▶ _Exercise brief_
Count the lines below that contain the word "letter", and reply with that number alone.

Data entries
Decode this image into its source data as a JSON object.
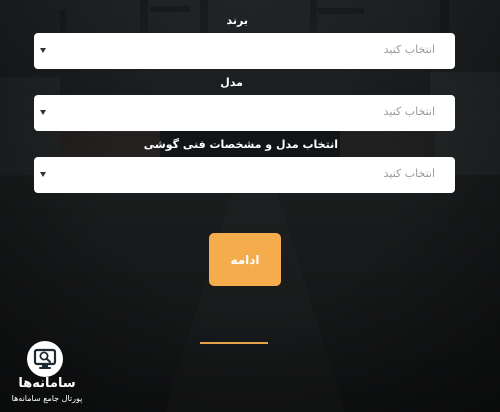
{
  "form": {
    "brand_label": "برند",
    "model_label": "مدل",
    "spec_label": "انتخاب مدل و مشخصات فنی گوشی",
    "brand_select": {
      "value": "انتخاب کنید"
    },
    "model_select": {
      "value": "انتخاب کنید"
    },
    "spec_select": {
      "value": "انتخاب کنید"
    },
    "continue_label": "ادامه"
  },
  "watermark": {
    "name": "سامانه‌ها",
    "tagline": "پورتال جامع سامانه‌ها"
  },
  "colors": {
    "accent": "#f5ac4c",
    "select_bg": "#ffffff",
    "placeholder_text": "#9a9a9a",
    "label_text": "#ffffff"
  },
  "icons": {
    "dropdown": "chevron-down-icon",
    "logo": "monitor-search-icon"
  }
}
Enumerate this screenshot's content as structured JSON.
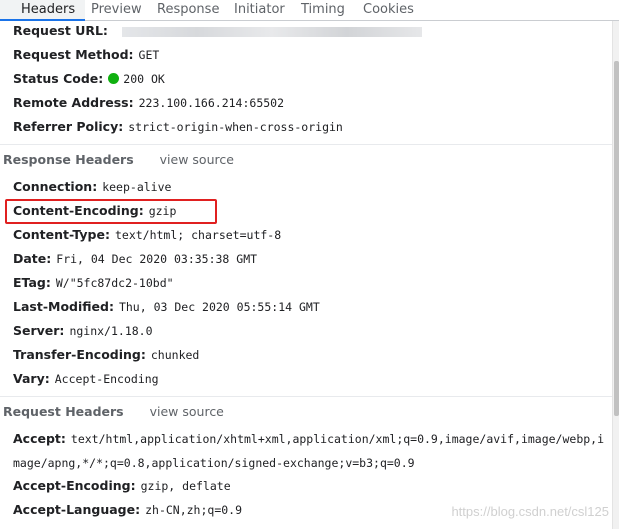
{
  "tabs": [
    {
      "label": "Headers",
      "active": true
    },
    {
      "label": "Preview"
    },
    {
      "label": "Response"
    },
    {
      "label": "Initiator"
    },
    {
      "label": "Timing"
    },
    {
      "label": "Cookies"
    }
  ],
  "general": {
    "request_url": {
      "key": "Request URL:",
      "value": ""
    },
    "request_method": {
      "key": "Request Method:",
      "value": "GET"
    },
    "status_code": {
      "key": "Status Code:",
      "value": "200 OK",
      "status_color": "#10b010"
    },
    "remote_address": {
      "key": "Remote Address:",
      "value": "223.100.166.214:65502"
    },
    "referrer_policy": {
      "key": "Referrer Policy:",
      "value": "strict-origin-when-cross-origin"
    }
  },
  "response_headers": {
    "title": "Response Headers",
    "view_source": "view source",
    "items": [
      {
        "key": "Connection:",
        "value": "keep-alive"
      },
      {
        "key": "Content-Encoding:",
        "value": "gzip",
        "highlighted": true
      },
      {
        "key": "Content-Type:",
        "value": "text/html; charset=utf-8"
      },
      {
        "key": "Date:",
        "value": "Fri, 04 Dec 2020 03:35:38 GMT"
      },
      {
        "key": "ETag:",
        "value": "W/\"5fc87dc2-10bd\""
      },
      {
        "key": "Last-Modified:",
        "value": "Thu, 03 Dec 2020 05:55:14 GMT"
      },
      {
        "key": "Server:",
        "value": "nginx/1.18.0"
      },
      {
        "key": "Transfer-Encoding:",
        "value": "chunked"
      },
      {
        "key": "Vary:",
        "value": "Accept-Encoding"
      }
    ]
  },
  "request_headers": {
    "title": "Request Headers",
    "view_source": "view source",
    "items": [
      {
        "key": "Accept:",
        "value": "text/html,application/xhtml+xml,application/xml;q=0.9,image/avif,image/webp,image/apng,*/*;q=0.8,application/signed-exchange;v=b3;q=0.9"
      },
      {
        "key": "Accept-Encoding:",
        "value": "gzip, deflate"
      },
      {
        "key": "Accept-Language:",
        "value": "zh-CN,zh;q=0.9"
      }
    ]
  },
  "highlight_color": "#e02020",
  "accent_color": "#1a73e8",
  "watermark": "https://blog.csdn.net/csl125"
}
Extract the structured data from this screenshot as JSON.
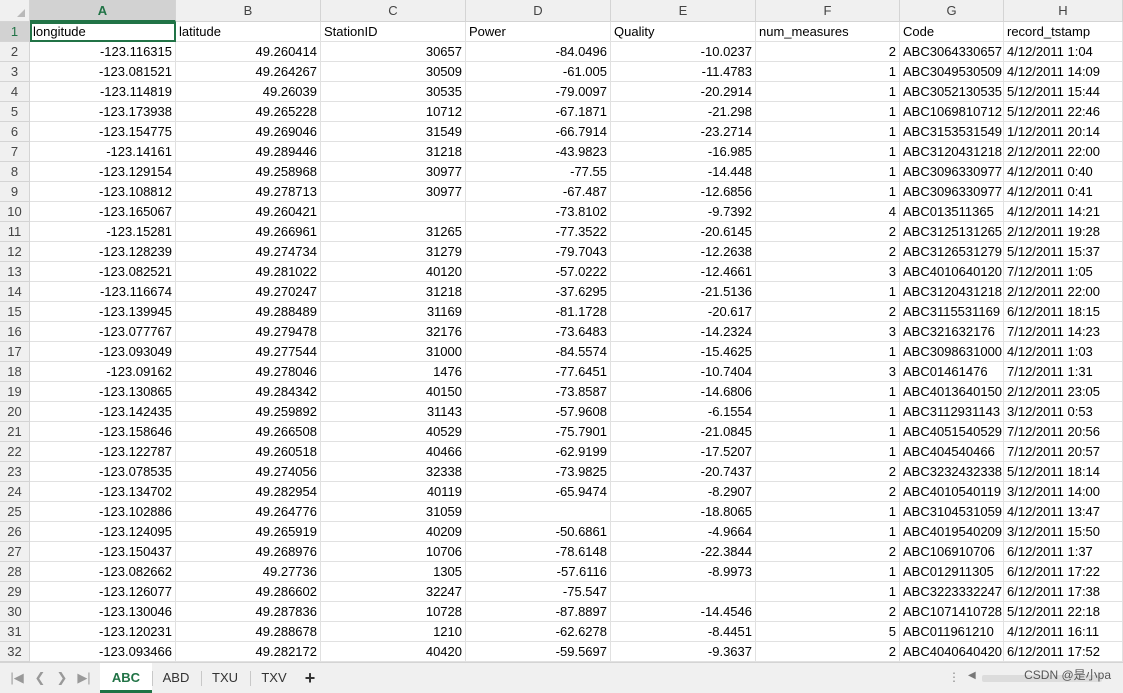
{
  "columns": [
    {
      "letter": "A",
      "name": "longitude",
      "type": "num"
    },
    {
      "letter": "B",
      "name": "latitude",
      "type": "num"
    },
    {
      "letter": "C",
      "name": "StationID",
      "type": "num"
    },
    {
      "letter": "D",
      "name": "Power",
      "type": "num"
    },
    {
      "letter": "E",
      "name": "Quality",
      "type": "num"
    },
    {
      "letter": "F",
      "name": "num_measures",
      "type": "num"
    },
    {
      "letter": "G",
      "name": "Code",
      "type": "txt"
    },
    {
      "letter": "H",
      "name": "record_tstamp",
      "type": "txt"
    }
  ],
  "rows": [
    [
      "-123.116315",
      "49.260414",
      "30657",
      "-84.0496",
      "-10.0237",
      "2",
      "ABC3064330657",
      "4/12/2011 1:04"
    ],
    [
      "-123.081521",
      "49.264267",
      "30509",
      "-61.005",
      "-11.4783",
      "1",
      "ABC3049530509",
      "4/12/2011 14:09"
    ],
    [
      "-123.114819",
      "49.26039",
      "30535",
      "-79.0097",
      "-20.2914",
      "1",
      "ABC3052130535",
      "5/12/2011 15:44"
    ],
    [
      "-123.173938",
      "49.265228",
      "10712",
      "-67.1871",
      "-21.298",
      "1",
      "ABC1069810712",
      "5/12/2011 22:46"
    ],
    [
      "-123.154775",
      "49.269046",
      "31549",
      "-66.7914",
      "-23.2714",
      "1",
      "ABC3153531549",
      "1/12/2011 20:14"
    ],
    [
      "-123.14161",
      "49.289446",
      "31218",
      "-43.9823",
      "-16.985",
      "1",
      "ABC3120431218",
      "2/12/2011 22:00"
    ],
    [
      "-123.129154",
      "49.258968",
      "30977",
      "-77.55",
      "-14.448",
      "1",
      "ABC3096330977",
      "4/12/2011 0:40"
    ],
    [
      "-123.108812",
      "49.278713",
      "30977",
      "-67.487",
      "-12.6856",
      "1",
      "ABC3096330977",
      "4/12/2011 0:41"
    ],
    [
      "-123.165067",
      "49.260421",
      "",
      "-73.8102",
      "-9.7392",
      "4",
      "ABC013511365",
      "4/12/2011 14:21"
    ],
    [
      "-123.15281",
      "49.266961",
      "31265",
      "-77.3522",
      "-20.6145",
      "2",
      "ABC3125131265",
      "2/12/2011 19:28"
    ],
    [
      "-123.128239",
      "49.274734",
      "31279",
      "-79.7043",
      "-12.2638",
      "2",
      "ABC3126531279",
      "5/12/2011 15:37"
    ],
    [
      "-123.082521",
      "49.281022",
      "40120",
      "-57.0222",
      "-12.4661",
      "3",
      "ABC4010640120",
      "7/12/2011 1:05"
    ],
    [
      "-123.116674",
      "49.270247",
      "31218",
      "-37.6295",
      "-21.5136",
      "1",
      "ABC3120431218",
      "2/12/2011 22:00"
    ],
    [
      "-123.139945",
      "49.288489",
      "31169",
      "-81.1728",
      "-20.617",
      "2",
      "ABC3115531169",
      "6/12/2011 18:15"
    ],
    [
      "-123.077767",
      "49.279478",
      "32176",
      "-73.6483",
      "-14.2324",
      "3",
      "ABC321632176",
      "7/12/2011 14:23"
    ],
    [
      "-123.093049",
      "49.277544",
      "31000",
      "-84.5574",
      "-15.4625",
      "1",
      "ABC3098631000",
      "4/12/2011 1:03"
    ],
    [
      "-123.09162",
      "49.278046",
      "1476",
      "-77.6451",
      "-10.7404",
      "3",
      "ABC01461476",
      "7/12/2011 1:31"
    ],
    [
      "-123.130865",
      "49.284342",
      "40150",
      "-73.8587",
      "-14.6806",
      "1",
      "ABC4013640150",
      "2/12/2011 23:05"
    ],
    [
      "-123.142435",
      "49.259892",
      "31143",
      "-57.9608",
      "-6.1554",
      "1",
      "ABC3112931143",
      "3/12/2011 0:53"
    ],
    [
      "-123.158646",
      "49.266508",
      "40529",
      "-75.7901",
      "-21.0845",
      "1",
      "ABC4051540529",
      "7/12/2011 20:56"
    ],
    [
      "-123.122787",
      "49.260518",
      "40466",
      "-62.9199",
      "-17.5207",
      "1",
      "ABC404540466",
      "7/12/2011 20:57"
    ],
    [
      "-123.078535",
      "49.274056",
      "32338",
      "-73.9825",
      "-20.7437",
      "2",
      "ABC3232432338",
      "5/12/2011 18:14"
    ],
    [
      "-123.134702",
      "49.282954",
      "40119",
      "-65.9474",
      "-8.2907",
      "2",
      "ABC4010540119",
      "3/12/2011 14:00"
    ],
    [
      "-123.102886",
      "49.264776",
      "31059",
      "",
      "-18.8065",
      "1",
      "ABC3104531059",
      "4/12/2011 13:47"
    ],
    [
      "-123.124095",
      "49.265919",
      "40209",
      "-50.6861",
      "-4.9664",
      "1",
      "ABC4019540209",
      "3/12/2011 15:50"
    ],
    [
      "-123.150437",
      "49.268976",
      "10706",
      "-78.6148",
      "-22.3844",
      "2",
      "ABC106910706",
      "6/12/2011 1:37"
    ],
    [
      "-123.082662",
      "49.27736",
      "1305",
      "-57.6116",
      "-8.9973",
      "1",
      "ABC012911305",
      "6/12/2011 17:22"
    ],
    [
      "-123.126077",
      "49.286602",
      "32247",
      "-75.547",
      "",
      "1",
      "ABC3223332247",
      "6/12/2011 17:38"
    ],
    [
      "-123.130046",
      "49.287836",
      "10728",
      "-87.8897",
      "-14.4546",
      "2",
      "ABC1071410728",
      "5/12/2011 22:18"
    ],
    [
      "-123.120231",
      "49.288678",
      "1210",
      "-62.6278",
      "-8.4451",
      "5",
      "ABC011961210",
      "4/12/2011 16:11"
    ],
    [
      "-123.093466",
      "49.282172",
      "40420",
      "-59.5697",
      "-9.3637",
      "2",
      "ABC4040640420",
      "6/12/2011 17:52"
    ]
  ],
  "sheet_tabs": [
    {
      "label": "ABC",
      "active": true
    },
    {
      "label": "ABD",
      "active": false
    },
    {
      "label": "TXU",
      "active": false
    },
    {
      "label": "TXV",
      "active": false
    }
  ],
  "add_sheet_label": "+",
  "scroll_dots": "⋮",
  "watermark": "CSDN @是小pa",
  "colors": {
    "accent": "#217346",
    "header_bg": "#f0f0f0",
    "grid": "#e1e1e1"
  }
}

▶ _Complete answer_
8